**Entries provided**
******************************

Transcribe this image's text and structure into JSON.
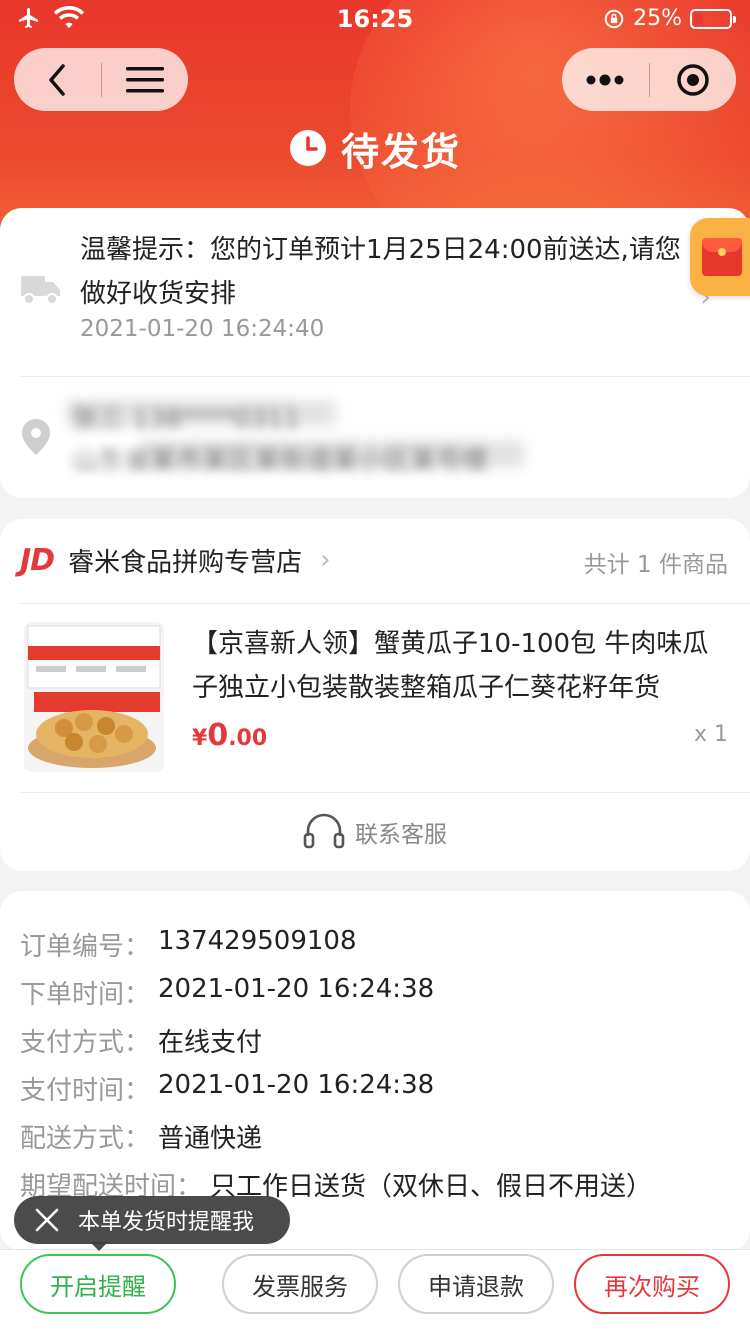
{
  "status_bar": {
    "time": "16:25",
    "battery_percent": "25%"
  },
  "header": {
    "title": "待发货"
  },
  "notice": {
    "text": "温馨提示：您的订单预计1月25日24:00前送达,请您做好收货安排",
    "time": "2021-01-20 16:24:40"
  },
  "address": {
    "line1_blurred": "张三 138****0311",
    "line2_blurred": "山东省某市某区某街道某小区某号楼"
  },
  "shop": {
    "logo": "JD",
    "name": "睿米食品拼购专营店",
    "item_count": "共计 1 件商品"
  },
  "product": {
    "title": "【京喜新人领】蟹黄瓜子10-100包 牛肉味瓜子独立小包装散装整箱瓜子仁葵花籽年货",
    "price_currency": "¥",
    "price_int": "0",
    "price_dec": ".00",
    "qty": "x 1"
  },
  "service": {
    "label": "联系客服"
  },
  "order_info": [
    {
      "label": "订单编号：",
      "value": "137429509108"
    },
    {
      "label": "下单时间：",
      "value": "2021-01-20 16:24:38"
    },
    {
      "label": "支付方式：",
      "value": "在线支付"
    },
    {
      "label": "支付时间：",
      "value": "2021-01-20 16:24:38"
    },
    {
      "label": "配送方式：",
      "value": "普通快递"
    },
    {
      "label": "期望配送时间：",
      "value": "只工作日送货（双休日、假日不用送）"
    }
  ],
  "tooltip": {
    "text": "本单发货时提醒我"
  },
  "bottom_buttons": {
    "remind": "开启提醒",
    "invoice": "发票服务",
    "refund": "申请退款",
    "rebuy": "再次购买"
  },
  "colors": {
    "brand_red": "#e4393c",
    "header_red": "#e9362b",
    "green": "#3ec35a"
  }
}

******************************

**Stated goal**
Give all the entries again exactly, dropping each picture.

**Answer below**
Transcribe this image's text and structure into JSON.
{
  "status_bar": {
    "time": "16:25",
    "battery_percent": "25%"
  },
  "header": {
    "title": "待发货"
  },
  "notice": {
    "text": "温馨提示：您的订单预计1月25日24:00前送达,请您做好收货安排",
    "time": "2021-01-20 16:24:40"
  },
  "address": {
    "line1_blurred": "张三 138****0311",
    "line2_blurred": "山东省某市某区某街道某小区某号楼"
  },
  "shop": {
    "logo": "JD",
    "name": "睿米食品拼购专营店",
    "item_count": "共计 1 件商品"
  },
  "product": {
    "title": "【京喜新人领】蟹黄瓜子10-100包 牛肉味瓜子独立小包装散装整箱瓜子仁葵花籽年货",
    "price_currency": "¥",
    "price_int": "0",
    "price_dec": ".00",
    "qty": "x 1"
  },
  "service": {
    "label": "联系客服"
  },
  "order_info": [
    {
      "label": "订单编号：",
      "value": "137429509108"
    },
    {
      "label": "下单时间：",
      "value": "2021-01-20 16:24:38"
    },
    {
      "label": "支付方式：",
      "value": "在线支付"
    },
    {
      "label": "支付时间：",
      "value": "2021-01-20 16:24:38"
    },
    {
      "label": "配送方式：",
      "value": "普通快递"
    },
    {
      "label": "期望配送时间：",
      "value": "只工作日送货（双休日、假日不用送）"
    }
  ],
  "tooltip": {
    "text": "本单发货时提醒我"
  },
  "bottom_buttons": {
    "remind": "开启提醒",
    "invoice": "发票服务",
    "refund": "申请退款",
    "rebuy": "再次购买"
  },
  "colors": {
    "brand_red": "#e4393c",
    "header_red": "#e9362b",
    "green": "#3ec35a"
  }
}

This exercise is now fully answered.